Problem to solve –
Output each line of the records below as one string in a JSON list, leaving out blank lines.

Stored entries
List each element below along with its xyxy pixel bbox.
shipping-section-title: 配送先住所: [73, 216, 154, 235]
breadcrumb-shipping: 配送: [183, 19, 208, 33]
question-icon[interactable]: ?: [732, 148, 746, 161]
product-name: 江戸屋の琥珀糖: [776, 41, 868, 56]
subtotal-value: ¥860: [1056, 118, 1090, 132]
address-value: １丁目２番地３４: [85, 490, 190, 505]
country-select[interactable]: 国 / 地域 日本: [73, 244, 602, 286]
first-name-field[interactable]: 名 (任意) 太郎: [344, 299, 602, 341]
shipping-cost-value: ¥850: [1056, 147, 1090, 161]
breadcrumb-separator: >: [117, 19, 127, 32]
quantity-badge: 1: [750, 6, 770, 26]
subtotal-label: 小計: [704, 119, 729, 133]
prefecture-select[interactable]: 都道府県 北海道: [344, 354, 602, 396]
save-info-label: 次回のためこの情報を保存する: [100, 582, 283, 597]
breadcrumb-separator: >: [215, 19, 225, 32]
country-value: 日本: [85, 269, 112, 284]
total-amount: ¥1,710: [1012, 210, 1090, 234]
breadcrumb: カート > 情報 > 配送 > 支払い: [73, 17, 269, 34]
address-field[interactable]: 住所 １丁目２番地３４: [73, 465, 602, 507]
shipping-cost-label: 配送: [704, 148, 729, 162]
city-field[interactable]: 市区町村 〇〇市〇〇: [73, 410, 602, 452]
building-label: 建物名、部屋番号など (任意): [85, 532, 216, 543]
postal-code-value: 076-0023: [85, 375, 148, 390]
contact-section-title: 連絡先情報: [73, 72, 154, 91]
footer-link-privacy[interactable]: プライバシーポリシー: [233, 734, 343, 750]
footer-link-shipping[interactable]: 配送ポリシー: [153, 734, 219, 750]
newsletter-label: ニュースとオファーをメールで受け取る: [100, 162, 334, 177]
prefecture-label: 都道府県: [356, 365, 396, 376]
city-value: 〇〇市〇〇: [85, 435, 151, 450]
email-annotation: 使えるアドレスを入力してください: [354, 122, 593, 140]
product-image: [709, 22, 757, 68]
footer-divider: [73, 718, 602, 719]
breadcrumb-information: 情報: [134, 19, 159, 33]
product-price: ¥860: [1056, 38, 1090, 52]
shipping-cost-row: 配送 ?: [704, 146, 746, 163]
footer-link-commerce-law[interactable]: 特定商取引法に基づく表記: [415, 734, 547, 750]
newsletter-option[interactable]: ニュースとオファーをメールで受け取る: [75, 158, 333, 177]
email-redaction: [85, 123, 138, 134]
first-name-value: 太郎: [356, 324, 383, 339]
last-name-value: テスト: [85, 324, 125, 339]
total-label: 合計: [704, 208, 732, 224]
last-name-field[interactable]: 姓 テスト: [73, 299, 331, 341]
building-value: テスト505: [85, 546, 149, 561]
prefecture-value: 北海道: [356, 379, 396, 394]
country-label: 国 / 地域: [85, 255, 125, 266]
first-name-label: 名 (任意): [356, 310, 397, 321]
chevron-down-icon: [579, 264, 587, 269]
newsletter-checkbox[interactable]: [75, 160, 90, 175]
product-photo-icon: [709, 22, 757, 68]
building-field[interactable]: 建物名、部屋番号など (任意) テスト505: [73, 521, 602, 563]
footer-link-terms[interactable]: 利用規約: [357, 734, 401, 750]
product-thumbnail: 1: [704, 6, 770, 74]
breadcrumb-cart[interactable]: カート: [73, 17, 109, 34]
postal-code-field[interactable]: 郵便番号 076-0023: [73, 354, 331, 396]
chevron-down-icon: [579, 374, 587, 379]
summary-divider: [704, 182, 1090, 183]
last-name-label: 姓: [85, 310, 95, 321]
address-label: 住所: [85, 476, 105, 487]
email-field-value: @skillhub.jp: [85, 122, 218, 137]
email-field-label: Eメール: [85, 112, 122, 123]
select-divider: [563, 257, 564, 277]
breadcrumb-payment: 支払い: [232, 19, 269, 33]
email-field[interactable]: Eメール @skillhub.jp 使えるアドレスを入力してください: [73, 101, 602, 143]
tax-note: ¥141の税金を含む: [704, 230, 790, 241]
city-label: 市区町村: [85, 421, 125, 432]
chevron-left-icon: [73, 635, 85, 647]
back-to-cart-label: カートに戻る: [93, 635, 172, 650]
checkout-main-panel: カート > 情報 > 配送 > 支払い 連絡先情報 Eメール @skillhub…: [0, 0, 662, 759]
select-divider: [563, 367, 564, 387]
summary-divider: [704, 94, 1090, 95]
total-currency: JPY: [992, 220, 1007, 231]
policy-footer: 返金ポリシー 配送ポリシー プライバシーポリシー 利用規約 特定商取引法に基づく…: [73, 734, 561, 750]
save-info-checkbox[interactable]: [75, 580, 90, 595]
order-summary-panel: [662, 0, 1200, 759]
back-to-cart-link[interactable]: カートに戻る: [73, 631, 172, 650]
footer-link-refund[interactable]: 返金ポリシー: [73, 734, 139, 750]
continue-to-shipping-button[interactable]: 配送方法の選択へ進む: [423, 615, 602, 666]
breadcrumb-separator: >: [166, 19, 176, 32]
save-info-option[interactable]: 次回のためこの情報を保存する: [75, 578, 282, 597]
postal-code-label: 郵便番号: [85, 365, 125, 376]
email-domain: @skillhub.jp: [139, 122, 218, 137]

In response –
[
  "List each element below along with its xyxy pixel bbox.",
  "shipping-section-title: 配送先住所: [73, 216, 154, 235]",
  "breadcrumb-shipping: 配送: [183, 19, 208, 33]",
  "question-icon[interactable]: ?: [732, 148, 746, 161]",
  "product-name: 江戸屋の琥珀糖: [776, 41, 868, 56]",
  "subtotal-value: ¥860: [1056, 118, 1090, 132]",
  "address-value: １丁目２番地３４: [85, 490, 190, 505]",
  "country-select[interactable]: 国 / 地域 日本: [73, 244, 602, 286]",
  "first-name-field[interactable]: 名 (任意) 太郎: [344, 299, 602, 341]",
  "shipping-cost-value: ¥850: [1056, 147, 1090, 161]",
  "breadcrumb-separator: >: [117, 19, 127, 32]",
  "quantity-badge: 1: [750, 6, 770, 26]",
  "subtotal-label: 小計: [704, 119, 729, 133]",
  "prefecture-select[interactable]: 都道府県 北海道: [344, 354, 602, 396]",
  "save-info-label: 次回のためこの情報を保存する: [100, 582, 283, 597]",
  "breadcrumb-separator: >: [215, 19, 225, 32]",
  "country-value: 日本: [85, 269, 112, 284]",
  "total-amount: ¥1,710: [1012, 210, 1090, 234]",
  "breadcrumb: カート > 情報 > 配送 > 支払い: [73, 17, 269, 34]",
  "address-field[interactable]: 住所 １丁目２番地３４: [73, 465, 602, 507]",
  "shipping-cost-label: 配送: [704, 148, 729, 162]",
  "city-field[interactable]: 市区町村 〇〇市〇〇: [73, 410, 602, 452]",
  "building-label: 建物名、部屋番号など (任意): [85, 532, 216, 543]",
  "postal-code-value: 076-0023: [85, 375, 148, 390]",
  "contact-section-title: 連絡先情報: [73, 72, 154, 91]",
  "footer-link-privacy[interactable]: プライバシーポリシー: [233, 734, 343, 750]",
  "footer-link-shipping[interactable]: 配送ポリシー: [153, 734, 219, 750]",
  "newsletter-label: ニュースとオファーをメールで受け取る: [100, 162, 334, 177]",
  "prefecture-label: 都道府県: [356, 365, 396, 376]",
  "city-value: 〇〇市〇〇: [85, 435, 151, 450]",
  "email-annotation: 使えるアドレスを入力してください: [354, 122, 593, 140]",
  "product-image: [709, 22, 757, 68]",
  "footer-divider: [73, 718, 602, 719]",
  "breadcrumb-information: 情報: [134, 19, 159, 33]",
  "product-price: ¥860: [1056, 38, 1090, 52]",
  "shipping-cost-row: 配送 ?: [704, 146, 746, 163]",
  "footer-link-commerce-law[interactable]: 特定商取引法に基づく表記: [415, 734, 547, 750]",
  "newsletter-option[interactable]: ニュースとオファーをメールで受け取る: [75, 158, 333, 177]",
  "email-redaction: [85, 123, 138, 134]",
  "first-name-value: 太郎: [356, 324, 383, 339]",
  "last-name-value: テスト: [85, 324, 125, 339]",
  "total-label: 合計: [704, 208, 732, 224]",
  "last-name-field[interactable]: 姓 テスト: [73, 299, 331, 341]",
  "building-value: テスト505: [85, 546, 149, 561]",
  "prefecture-value: 北海道: [356, 379, 396, 394]",
  "country-label: 国 / 地域: [85, 255, 125, 266]",
  "first-name-label: 名 (任意): [356, 310, 397, 321]",
  "chevron-down-icon: [579, 264, 587, 269]",
  "newsletter-checkbox[interactable]: [75, 160, 90, 175]",
  "product-photo-icon: [709, 22, 757, 68]",
  "building-field[interactable]: 建物名、部屋番号など (任意) テスト505: [73, 521, 602, 563]",
  "footer-link-terms[interactable]: 利用規約: [357, 734, 401, 750]",
  "product-thumbnail: 1: [704, 6, 770, 74]",
  "breadcrumb-cart[interactable]: カート: [73, 17, 109, 34]",
  "postal-code-field[interactable]: 郵便番号 076-0023: [73, 354, 331, 396]",
  "chevron-down-icon: [579, 374, 587, 379]",
  "summary-divider: [704, 182, 1090, 183]",
  "last-name-label: 姓: [85, 310, 95, 321]",
  "address-label: 住所: [85, 476, 105, 487]",
  "email-field-value: @skillhub.jp: [85, 122, 218, 137]",
  "email-field-label: Eメール: [85, 112, 122, 123]",
  "select-divider: [563, 257, 564, 277]",
  "breadcrumb-payment: 支払い: [232, 19, 269, 33]",
  "email-field[interactable]: Eメール @skillhub.jp 使えるアドレスを入力してください: [73, 101, 602, 143]",
  "tax-note: ¥141の税金を含む: [704, 230, 790, 241]",
  "city-label: 市区町村: [85, 421, 125, 432]",
  "chevron-left-icon: [73, 635, 85, 647]",
  "back-to-cart-label: カートに戻る: [93, 635, 172, 650]",
  "checkout-main-panel: カート > 情報 > 配送 > 支払い 連絡先情報 Eメール @skillhub…: [0, 0, 662, 759]",
  "select-divider: [563, 367, 564, 387]",
  "summary-divider: [704, 94, 1090, 95]",
  "total-currency: JPY: [992, 220, 1007, 231]",
  "policy-footer: 返金ポリシー 配送ポリシー プライバシーポリシー 利用規約 特定商取引法に基づく…: [73, 734, 561, 750]",
  "save-info-checkbox[interactable]: [75, 580, 90, 595]",
  "order-summary-panel: [662, 0, 1200, 759]",
  "back-to-cart-link[interactable]: カートに戻る: [73, 631, 172, 650]",
  "footer-link-refund[interactable]: 返金ポリシー: [73, 734, 139, 750]",
  "continue-to-shipping-button[interactable]: 配送方法の選択へ進む: [423, 615, 602, 666]",
  "breadcrumb-separator: >: [166, 19, 176, 32]",
  "save-info-option[interactable]: 次回のためこの情報を保存する: [75, 578, 282, 597]",
  "postal-code-label: 郵便番号: [85, 365, 125, 376]",
  "email-domain: @skillhub.jp: [139, 122, 218, 137]"
]